■ Required work ■
Only the number is wanted: count the lines in the data with "winter" in them.

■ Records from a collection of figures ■
********
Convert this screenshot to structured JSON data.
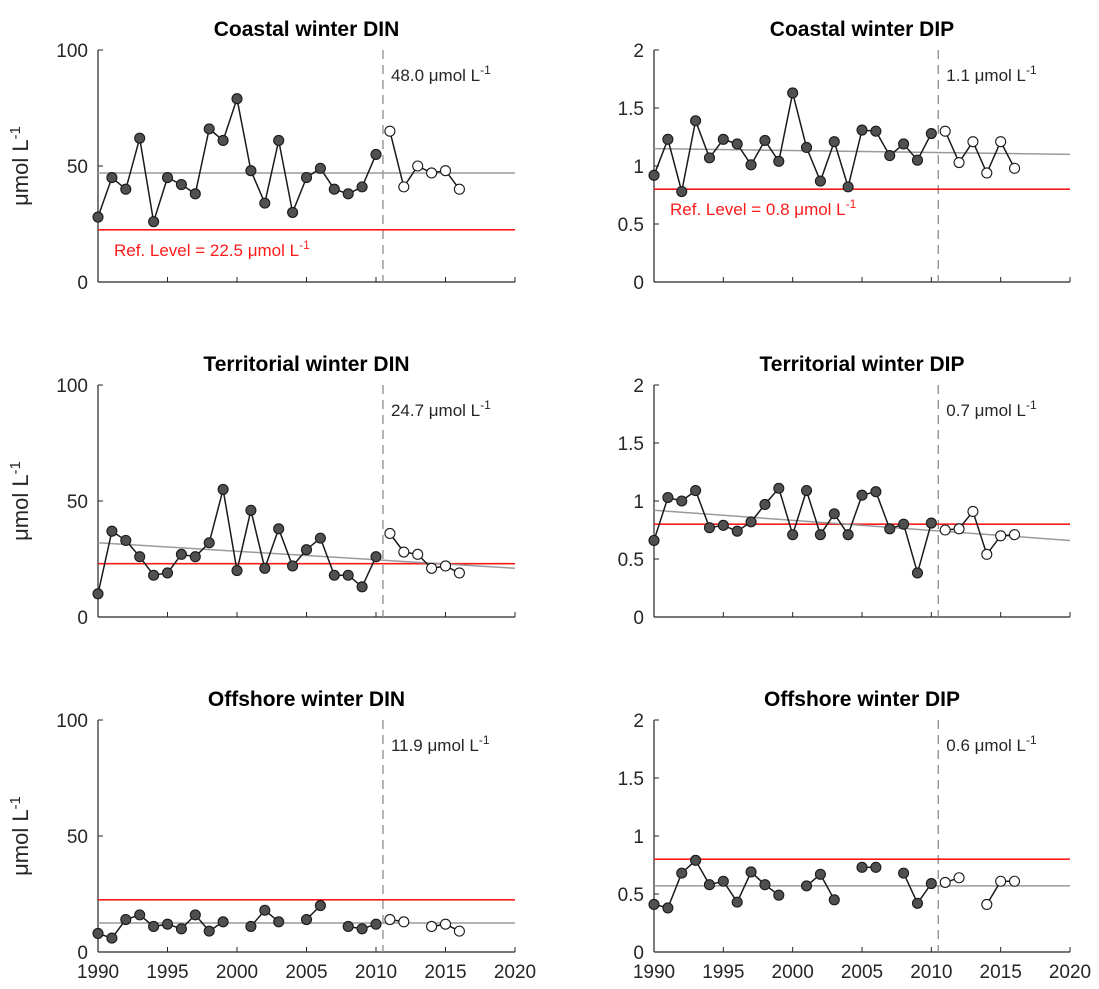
{
  "chart_data": [
    {
      "type": "line",
      "title": "Coastal winter DIN",
      "ylabel": "μmol L⁻¹",
      "ylim": [
        0,
        100
      ],
      "yticks": [
        "0",
        "50",
        "100"
      ],
      "xlim": [
        1990,
        2020
      ],
      "xticks": [],
      "assessment_year": 2010.5,
      "assessment_label": "48.0 μmol L⁻¹",
      "ref_level": 22.5,
      "ref_label": "Ref. Level = 22.5 μmol L⁻¹",
      "trend": [
        [
          1990,
          47
        ],
        [
          2020,
          47
        ]
      ],
      "series": [
        {
          "name": "filled",
          "points": [
            [
              1990,
              28
            ],
            [
              1991,
              45
            ],
            [
              1992,
              40
            ],
            [
              1993,
              62
            ],
            [
              1994,
              26
            ],
            [
              1995,
              45
            ],
            [
              1996,
              42
            ],
            [
              1997,
              38
            ],
            [
              1998,
              66
            ],
            [
              1999,
              61
            ],
            [
              2000,
              79
            ],
            [
              2001,
              48
            ],
            [
              2002,
              34
            ],
            [
              2003,
              61
            ],
            [
              2004,
              30
            ],
            [
              2005,
              45
            ],
            [
              2006,
              49
            ],
            [
              2007,
              40
            ],
            [
              2008,
              38
            ],
            [
              2009,
              41
            ],
            [
              2010,
              55
            ]
          ]
        },
        {
          "name": "open",
          "points": [
            [
              2011,
              65
            ],
            [
              2012,
              41
            ],
            [
              2013,
              50
            ],
            [
              2014,
              47
            ],
            [
              2015,
              48
            ],
            [
              2016,
              40
            ]
          ]
        }
      ]
    },
    {
      "type": "line",
      "title": "Coastal winter DIP",
      "ylabel": "",
      "ylim": [
        0,
        2
      ],
      "yticks": [
        "0",
        "0.5",
        "1",
        "1.5",
        "2"
      ],
      "xlim": [
        1990,
        2020
      ],
      "xticks": [],
      "assessment_year": 2010.5,
      "assessment_label": "1.1 μmol L⁻¹",
      "ref_level": 0.8,
      "ref_label": "Ref. Level = 0.8 μmol L⁻¹",
      "trend": [
        [
          1990,
          1.15
        ],
        [
          2020,
          1.1
        ]
      ],
      "series": [
        {
          "name": "filled",
          "points": [
            [
              1990,
              0.92
            ],
            [
              1991,
              1.23
            ],
            [
              1992,
              0.78
            ],
            [
              1993,
              1.39
            ],
            [
              1994,
              1.07
            ],
            [
              1995,
              1.23
            ],
            [
              1996,
              1.19
            ],
            [
              1997,
              1.01
            ],
            [
              1998,
              1.22
            ],
            [
              1999,
              1.04
            ],
            [
              2000,
              1.63
            ],
            [
              2001,
              1.16
            ],
            [
              2002,
              0.87
            ],
            [
              2003,
              1.21
            ],
            [
              2004,
              0.82
            ],
            [
              2005,
              1.31
            ],
            [
              2006,
              1.3
            ],
            [
              2007,
              1.09
            ],
            [
              2008,
              1.19
            ],
            [
              2009,
              1.05
            ],
            [
              2010,
              1.28
            ]
          ]
        },
        {
          "name": "open",
          "points": [
            [
              2011,
              1.3
            ],
            [
              2012,
              1.03
            ],
            [
              2013,
              1.21
            ],
            [
              2014,
              0.94
            ],
            [
              2015,
              1.21
            ],
            [
              2016,
              0.98
            ]
          ]
        }
      ]
    },
    {
      "type": "line",
      "title": "Territorial winter DIN",
      "ylabel": "μmol L⁻¹",
      "ylim": [
        0,
        100
      ],
      "yticks": [
        "0",
        "50",
        "100"
      ],
      "xlim": [
        1990,
        2020
      ],
      "xticks": [],
      "assessment_year": 2010.5,
      "assessment_label": "24.7 μmol L⁻¹",
      "ref_level": 23,
      "ref_label": "",
      "trend": [
        [
          1990,
          32
        ],
        [
          2020,
          21
        ]
      ],
      "series": [
        {
          "name": "filled",
          "points": [
            [
              1990,
              10
            ],
            [
              1991,
              37
            ],
            [
              1992,
              33
            ],
            [
              1993,
              26
            ],
            [
              1994,
              18
            ],
            [
              1995,
              19
            ],
            [
              1996,
              27
            ],
            [
              1997,
              26
            ],
            [
              1998,
              32
            ],
            [
              1999,
              55
            ],
            [
              2000,
              20
            ],
            [
              2001,
              46
            ],
            [
              2002,
              21
            ],
            [
              2003,
              38
            ],
            [
              2004,
              22
            ],
            [
              2005,
              29
            ],
            [
              2006,
              34
            ],
            [
              2007,
              18
            ],
            [
              2008,
              18
            ],
            [
              2009,
              13
            ],
            [
              2010,
              26
            ]
          ]
        },
        {
          "name": "open",
          "points": [
            [
              2011,
              36
            ],
            [
              2012,
              28
            ],
            [
              2013,
              27
            ],
            [
              2014,
              21
            ],
            [
              2015,
              22
            ],
            [
              2016,
              19
            ]
          ]
        }
      ]
    },
    {
      "type": "line",
      "title": "Territorial winter DIP",
      "ylabel": "",
      "ylim": [
        0,
        2
      ],
      "yticks": [
        "0",
        "0.5",
        "1",
        "1.5",
        "2"
      ],
      "xlim": [
        1990,
        2020
      ],
      "xticks": [],
      "assessment_year": 2010.5,
      "assessment_label": "0.7 μmol L⁻¹",
      "ref_level": 0.8,
      "ref_label": "",
      "trend": [
        [
          1990,
          0.92
        ],
        [
          2020,
          0.66
        ]
      ],
      "series": [
        {
          "name": "filled",
          "points": [
            [
              1990,
              0.66
            ],
            [
              1991,
              1.03
            ],
            [
              1992,
              1.0
            ],
            [
              1993,
              1.09
            ],
            [
              1994,
              0.77
            ],
            [
              1995,
              0.79
            ],
            [
              1996,
              0.74
            ],
            [
              1997,
              0.82
            ],
            [
              1998,
              0.97
            ],
            [
              1999,
              1.11
            ],
            [
              2000,
              0.71
            ],
            [
              2001,
              1.09
            ],
            [
              2002,
              0.71
            ],
            [
              2003,
              0.89
            ],
            [
              2004,
              0.71
            ],
            [
              2005,
              1.05
            ],
            [
              2006,
              1.08
            ],
            [
              2007,
              0.76
            ],
            [
              2008,
              0.8
            ],
            [
              2009,
              0.38
            ],
            [
              2010,
              0.81
            ]
          ]
        },
        {
          "name": "open",
          "points": [
            [
              2011,
              0.75
            ],
            [
              2012,
              0.76
            ],
            [
              2013,
              0.91
            ],
            [
              2014,
              0.54
            ],
            [
              2015,
              0.7
            ],
            [
              2016,
              0.71
            ]
          ]
        }
      ]
    },
    {
      "type": "line",
      "title": "Offshore winter DIN",
      "ylabel": "μmol L⁻¹",
      "ylim": [
        0,
        100
      ],
      "yticks": [
        "0",
        "50",
        "100"
      ],
      "xlim": [
        1990,
        2020
      ],
      "xticks": [
        "1990",
        "1995",
        "2000",
        "2005",
        "2010",
        "2015",
        "2020"
      ],
      "assessment_year": 2010.5,
      "assessment_label": "11.9 μmol L⁻¹",
      "ref_level": 22.5,
      "ref_label": "",
      "trend": [
        [
          1990,
          12.5
        ],
        [
          2020,
          12.5
        ]
      ],
      "series": [
        {
          "name": "filled",
          "points": [
            [
              1990,
              8
            ],
            [
              1991,
              6
            ],
            [
              1992,
              14
            ],
            [
              1993,
              16
            ],
            [
              1994,
              11
            ],
            [
              1995,
              12
            ],
            [
              1996,
              10
            ],
            [
              1997,
              16
            ],
            [
              1998,
              9
            ],
            [
              1999,
              13
            ],
            [
              2000,
              null
            ],
            [
              2001,
              11
            ],
            [
              2002,
              18
            ],
            [
              2003,
              13
            ],
            [
              2004,
              null
            ],
            [
              2005,
              14
            ],
            [
              2006,
              20
            ],
            [
              2007,
              null
            ],
            [
              2008,
              11
            ],
            [
              2009,
              10
            ],
            [
              2010,
              12
            ]
          ]
        },
        {
          "name": "open",
          "points": [
            [
              2011,
              14
            ],
            [
              2012,
              13
            ],
            [
              2013,
              null
            ],
            [
              2014,
              11
            ],
            [
              2015,
              12
            ],
            [
              2016,
              9
            ]
          ]
        }
      ]
    },
    {
      "type": "line",
      "title": "Offshore winter DIP",
      "ylabel": "",
      "ylim": [
        0,
        2
      ],
      "yticks": [
        "0",
        "0.5",
        "1",
        "1.5",
        "2"
      ],
      "xlim": [
        1990,
        2020
      ],
      "xticks": [
        "1990",
        "1995",
        "2000",
        "2005",
        "2010",
        "2015",
        "2020"
      ],
      "assessment_year": 2010.5,
      "assessment_label": "0.6 μmol L⁻¹",
      "ref_level": 0.8,
      "ref_label": "",
      "trend": [
        [
          1990,
          0.57
        ],
        [
          2020,
          0.57
        ]
      ],
      "series": [
        {
          "name": "filled",
          "points": [
            [
              1990,
              0.41
            ],
            [
              1991,
              0.38
            ],
            [
              1992,
              0.68
            ],
            [
              1993,
              0.79
            ],
            [
              1994,
              0.58
            ],
            [
              1995,
              0.61
            ],
            [
              1996,
              0.43
            ],
            [
              1997,
              0.69
            ],
            [
              1998,
              0.58
            ],
            [
              1999,
              0.49
            ],
            [
              2000,
              null
            ],
            [
              2001,
              0.57
            ],
            [
              2002,
              0.67
            ],
            [
              2003,
              0.45
            ],
            [
              2004,
              null
            ],
            [
              2005,
              0.73
            ],
            [
              2006,
              0.73
            ],
            [
              2007,
              null
            ],
            [
              2008,
              0.68
            ],
            [
              2009,
              0.42
            ],
            [
              2010,
              0.59
            ]
          ]
        },
        {
          "name": "open",
          "points": [
            [
              2011,
              0.6
            ],
            [
              2012,
              0.64
            ],
            [
              2013,
              null
            ],
            [
              2014,
              0.41
            ],
            [
              2015,
              0.61
            ],
            [
              2016,
              0.61
            ]
          ]
        }
      ]
    }
  ]
}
********
■ Task answer ■
6